* **Your instructions**: The records that follow must be repeated verbatim, every one of them.

* **Records supplied**:
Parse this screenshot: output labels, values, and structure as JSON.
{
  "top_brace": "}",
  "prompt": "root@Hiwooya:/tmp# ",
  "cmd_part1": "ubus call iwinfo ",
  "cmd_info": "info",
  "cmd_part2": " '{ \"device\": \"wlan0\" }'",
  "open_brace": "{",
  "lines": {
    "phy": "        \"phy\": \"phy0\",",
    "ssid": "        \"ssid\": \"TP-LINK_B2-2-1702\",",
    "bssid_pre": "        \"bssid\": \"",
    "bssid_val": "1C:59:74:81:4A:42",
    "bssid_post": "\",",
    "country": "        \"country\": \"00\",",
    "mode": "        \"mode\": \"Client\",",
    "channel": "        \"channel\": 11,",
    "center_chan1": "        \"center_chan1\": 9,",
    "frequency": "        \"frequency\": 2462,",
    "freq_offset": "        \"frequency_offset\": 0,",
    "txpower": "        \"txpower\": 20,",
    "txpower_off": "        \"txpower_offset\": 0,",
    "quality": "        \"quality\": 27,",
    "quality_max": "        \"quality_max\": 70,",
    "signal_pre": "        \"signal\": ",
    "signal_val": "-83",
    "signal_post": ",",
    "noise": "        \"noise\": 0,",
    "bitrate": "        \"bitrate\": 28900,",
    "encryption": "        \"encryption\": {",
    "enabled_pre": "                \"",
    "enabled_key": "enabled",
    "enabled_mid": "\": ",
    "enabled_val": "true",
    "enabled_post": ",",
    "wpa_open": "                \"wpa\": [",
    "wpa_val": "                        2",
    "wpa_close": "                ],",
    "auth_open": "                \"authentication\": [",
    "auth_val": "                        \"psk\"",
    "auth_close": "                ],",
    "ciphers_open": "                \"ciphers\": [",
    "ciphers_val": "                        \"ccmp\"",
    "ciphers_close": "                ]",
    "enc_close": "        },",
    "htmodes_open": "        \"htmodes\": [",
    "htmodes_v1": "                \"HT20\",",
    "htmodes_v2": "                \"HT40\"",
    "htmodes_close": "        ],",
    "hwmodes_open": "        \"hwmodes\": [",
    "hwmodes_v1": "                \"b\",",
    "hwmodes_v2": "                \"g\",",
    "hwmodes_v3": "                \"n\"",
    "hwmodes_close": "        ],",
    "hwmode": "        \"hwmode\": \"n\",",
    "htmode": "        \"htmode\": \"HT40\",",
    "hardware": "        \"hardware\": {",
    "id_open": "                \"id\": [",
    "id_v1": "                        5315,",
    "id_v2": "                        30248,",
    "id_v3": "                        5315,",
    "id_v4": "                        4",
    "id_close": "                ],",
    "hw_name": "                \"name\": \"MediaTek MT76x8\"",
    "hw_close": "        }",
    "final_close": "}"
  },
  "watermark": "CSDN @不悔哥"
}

* **Answer below**:
Parse this screenshot: output labels, values, and structure as JSON.
{
  "top_brace": "}",
  "prompt": "root@Hiwooya:/tmp# ",
  "cmd_part1": "ubus call iwinfo ",
  "cmd_info": "info",
  "cmd_part2": " '{ \"device\": \"wlan0\" }'",
  "open_brace": "{",
  "lines": {
    "phy": "        \"phy\": \"phy0\",",
    "ssid": "        \"ssid\": \"TP-LINK_B2-2-1702\",",
    "bssid_pre": "        \"bssid\": \"",
    "bssid_val": "1C:59:74:81:4A:42",
    "bssid_post": "\",",
    "country": "        \"country\": \"00\",",
    "mode": "        \"mode\": \"Client\",",
    "channel": "        \"channel\": 11,",
    "center_chan1": "        \"center_chan1\": 9,",
    "frequency": "        \"frequency\": 2462,",
    "freq_offset": "        \"frequency_offset\": 0,",
    "txpower": "        \"txpower\": 20,",
    "txpower_off": "        \"txpower_offset\": 0,",
    "quality": "        \"quality\": 27,",
    "quality_max": "        \"quality_max\": 70,",
    "signal_pre": "        \"signal\": ",
    "signal_val": "-83",
    "signal_post": ",",
    "noise": "        \"noise\": 0,",
    "bitrate": "        \"bitrate\": 28900,",
    "encryption": "        \"encryption\": {",
    "enabled_pre": "                \"",
    "enabled_key": "enabled",
    "enabled_mid": "\": ",
    "enabled_val": "true",
    "enabled_post": ",",
    "wpa_open": "                \"wpa\": [",
    "wpa_val": "                        2",
    "wpa_close": "                ],",
    "auth_open": "                \"authentication\": [",
    "auth_val": "                        \"psk\"",
    "auth_close": "                ],",
    "ciphers_open": "                \"ciphers\": [",
    "ciphers_val": "                        \"ccmp\"",
    "ciphers_close": "                ]",
    "enc_close": "        },",
    "htmodes_open": "        \"htmodes\": [",
    "htmodes_v1": "                \"HT20\",",
    "htmodes_v2": "                \"HT40\"",
    "htmodes_close": "        ],",
    "hwmodes_open": "        \"hwmodes\": [",
    "hwmodes_v1": "                \"b\",",
    "hwmodes_v2": "                \"g\",",
    "hwmodes_v3": "                \"n\"",
    "hwmodes_close": "        ],",
    "hwmode": "        \"hwmode\": \"n\",",
    "htmode": "        \"htmode\": \"HT40\",",
    "hardware": "        \"hardware\": {",
    "id_open": "                \"id\": [",
    "id_v1": "                        5315,",
    "id_v2": "                        30248,",
    "id_v3": "                        5315,",
    "id_v4": "                        4",
    "id_close": "                ],",
    "hw_name": "                \"name\": \"MediaTek MT76x8\"",
    "hw_close": "        }",
    "final_close": "}"
  },
  "watermark": "CSDN @不悔哥"
}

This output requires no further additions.